[Dataset records]
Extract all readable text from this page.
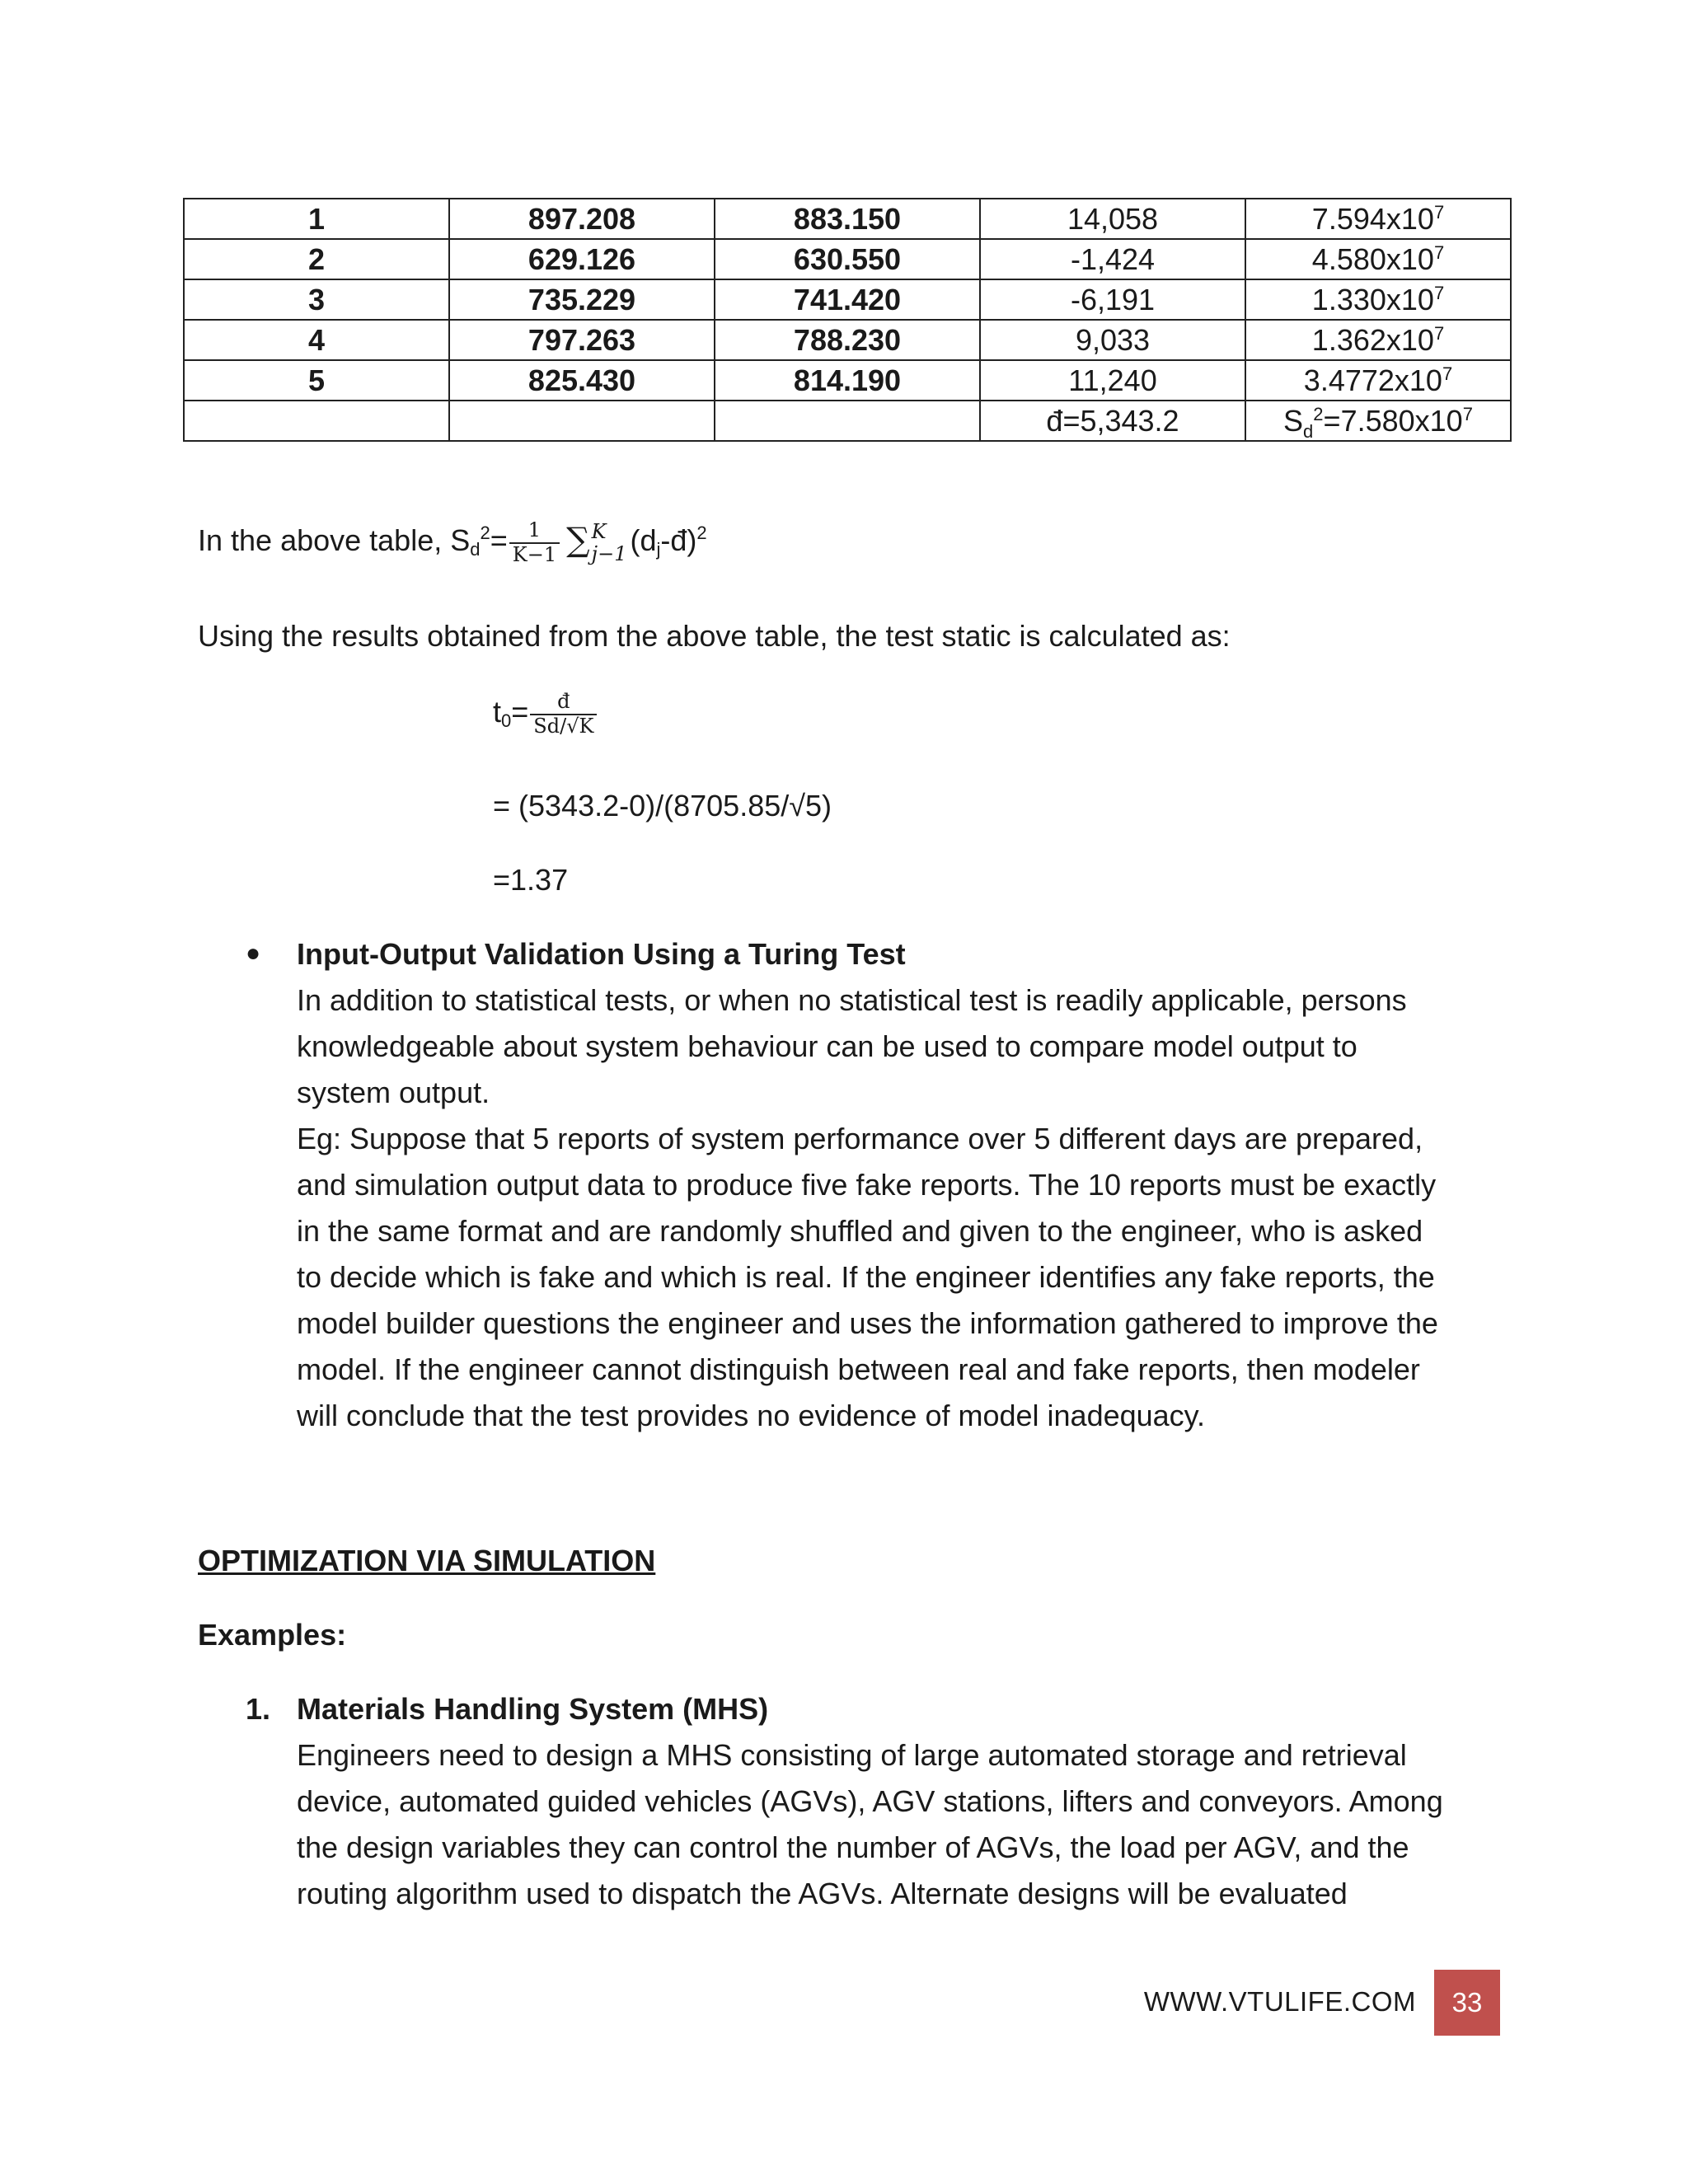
1	897.208	883.150	14,058	$7.594x10^7$
2	629.126	630.550	-1,424	$4.580x10^7$
3	735.229	741.420	-6,191	$1.330x10^7$
4	797.263	788.230	9,033	$1.362x10^7$
5	825.430	814.190	11,240	$3.4772x10^7$
			đ=5,343.2	$S_d^2=7.580x10^7$
In the above table, $Sd^2= \frac{1}{K-1}$ ∑ K
j−1 (dj-đ)$^2$
Using the results obtained from the above table, the test static is calculated as:
$t0= \frac{đ}{Sd/√K}$
= (5343.2-0)/(8705.85/√5)
=1.37
● Input-Output Validation Using a Turing Test
In addition to statistical tests, or when no statistical test is readily applicable, persons
knowledgeable about system behaviour can be used to compare model output to
system output.
Eg: Suppose that 5 reports of system performance over 5 different days are prepared,
and simulation output data to produce five fake reports. The 10 reports must be exactly
in the same format and are randomly shuffled and given to the engineer, who is asked
to decide which is fake and which is real. If the engineer identifies any fake reports, the
model builder questions the engineer and uses the information gathered to improve the
model. If the engineer cannot distinguish between real and fake reports, then modeler
will conclude that the test provides no evidence of model inadequacy.
OPTIMIZATION VIA SIMULATION
Examples:
1. Materials Handling System (MHS)
Engineers need to design a MHS consisting of large automated storage and retrieval
device, automated guided vehicles (AGVs), AGV stations, lifters and conveyors. Among
the design variables they can control the number of AGVs, the load per AGV, and the
routing algorithm used to dispatch the AGVs. Alternate designs will be evaluated
WWW.VTULIFE.COM	33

What you should do → The lines to collect are those holding the string "automated"; copy them all.

Answer to the task →
Engineers need to design a MHS consisting of large automated storage and retrieval
device, automated guided vehicles (AGVs), AGV stations, lifters and conveyors. Among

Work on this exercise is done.